■ Goal ■
Please repeat all of the lines that follow, exactly as written.

[Data entries]
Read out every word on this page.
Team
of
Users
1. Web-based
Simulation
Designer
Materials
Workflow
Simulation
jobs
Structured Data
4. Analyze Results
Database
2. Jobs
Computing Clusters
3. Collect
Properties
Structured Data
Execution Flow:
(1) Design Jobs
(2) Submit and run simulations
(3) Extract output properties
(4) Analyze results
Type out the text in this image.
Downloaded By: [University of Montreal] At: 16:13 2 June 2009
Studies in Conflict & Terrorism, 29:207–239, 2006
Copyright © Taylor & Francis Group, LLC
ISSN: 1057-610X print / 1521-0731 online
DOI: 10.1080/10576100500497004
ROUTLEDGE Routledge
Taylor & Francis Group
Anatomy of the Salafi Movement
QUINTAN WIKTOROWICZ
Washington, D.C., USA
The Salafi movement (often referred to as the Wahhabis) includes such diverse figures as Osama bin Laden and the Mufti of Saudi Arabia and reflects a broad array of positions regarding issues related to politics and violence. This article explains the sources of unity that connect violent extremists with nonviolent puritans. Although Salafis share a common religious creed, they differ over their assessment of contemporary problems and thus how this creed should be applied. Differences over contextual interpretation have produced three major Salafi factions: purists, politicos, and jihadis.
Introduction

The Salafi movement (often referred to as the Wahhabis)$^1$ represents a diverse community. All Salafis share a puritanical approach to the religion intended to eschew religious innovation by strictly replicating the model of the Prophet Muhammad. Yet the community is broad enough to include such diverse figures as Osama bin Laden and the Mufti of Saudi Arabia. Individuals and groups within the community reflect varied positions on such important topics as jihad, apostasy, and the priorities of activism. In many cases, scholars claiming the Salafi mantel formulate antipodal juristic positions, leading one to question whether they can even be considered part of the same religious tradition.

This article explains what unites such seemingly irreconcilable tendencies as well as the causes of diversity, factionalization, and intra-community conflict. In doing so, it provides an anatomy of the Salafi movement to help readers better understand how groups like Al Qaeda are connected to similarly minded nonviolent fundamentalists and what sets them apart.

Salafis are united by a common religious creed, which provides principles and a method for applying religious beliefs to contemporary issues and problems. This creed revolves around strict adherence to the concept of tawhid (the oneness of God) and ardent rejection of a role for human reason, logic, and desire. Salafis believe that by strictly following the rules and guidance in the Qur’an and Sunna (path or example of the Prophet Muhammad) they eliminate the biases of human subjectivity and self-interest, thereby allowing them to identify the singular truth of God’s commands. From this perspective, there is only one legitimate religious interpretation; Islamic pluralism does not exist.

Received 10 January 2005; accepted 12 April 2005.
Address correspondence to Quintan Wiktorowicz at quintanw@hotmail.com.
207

■ Exercise answer ■
Read out every word on this page.
Team
of
Users
1. Web-based
Simulation
Designer
Materials
Workflow
Simulation
jobs
Structured Data
4. Analyze Results
Database
2. Jobs
Computing Clusters
3. Collect
Properties
Structured Data
Execution Flow:
(1) Design Jobs
(2) Submit and run simulations
(3) Extract output properties
(4) Analyze results
Type out the text in this image.
Downloaded By: [University of Montreal] At: 16:13 2 June 2009
Studies in Conflict & Terrorism, 29:207–239, 2006
Copyright © Taylor & Francis Group, LLC
ISSN: 1057-610X print / 1521-0731 online
DOI: 10.1080/10576100500497004
ROUTLEDGE Routledge
Taylor & Francis Group
Anatomy of the Salafi Movement
QUINTAN WIKTOROWICZ
Washington, D.C., USA
The Salafi movement (often referred to as the Wahhabis) includes such diverse figures as Osama bin Laden and the Mufti of Saudi Arabia and reflects a broad array of positions regarding issues related to politics and violence. This article explains the sources of unity that connect violent extremists with nonviolent puritans. Although Salafis share a common religious creed, they differ over their assessment of contemporary problems and thus how this creed should be applied. Differences over contextual interpretation have produced three major Salafi factions: purists, politicos, and jihadis.
Introduction

The Salafi movement (often referred to as the Wahhabis)$^1$ represents a diverse community. All Salafis share a puritanical approach to the religion intended to eschew religious innovation by strictly replicating the model of the Prophet Muhammad. Yet the community is broad enough to include such diverse figures as Osama bin Laden and the Mufti of Saudi Arabia. Individuals and groups within the community reflect varied positions on such important topics as jihad, apostasy, and the priorities of activism. In many cases, scholars claiming the Salafi mantel formulate antipodal juristic positions, leading one to question whether they can even be considered part of the same religious tradition.

This article explains what unites such seemingly irreconcilable tendencies as well as the causes of diversity, factionalization, and intra-community conflict. In doing so, it provides an anatomy of the Salafi movement to help readers better understand how groups like Al Qaeda are connected to similarly minded nonviolent fundamentalists and what sets them apart.

Salafis are united by a common religious creed, which provides principles and a method for applying religious beliefs to contemporary issues and problems. This creed revolves around strict adherence to the concept of tawhid (the oneness of God) and ardent rejection of a role for human reason, logic, and desire. Salafis believe that by strictly following the rules and guidance in the Qur’an and Sunna (path or example of the Prophet Muhammad) they eliminate the biases of human subjectivity and self-interest, thereby allowing them to identify the singular truth of God’s commands. From this perspective, there is only one legitimate religious interpretation; Islamic pluralism does not exist.

Received 10 January 2005; accepted 12 April 2005.
Address correspondence to Quintan Wiktorowicz at quintanw@hotmail.com.
207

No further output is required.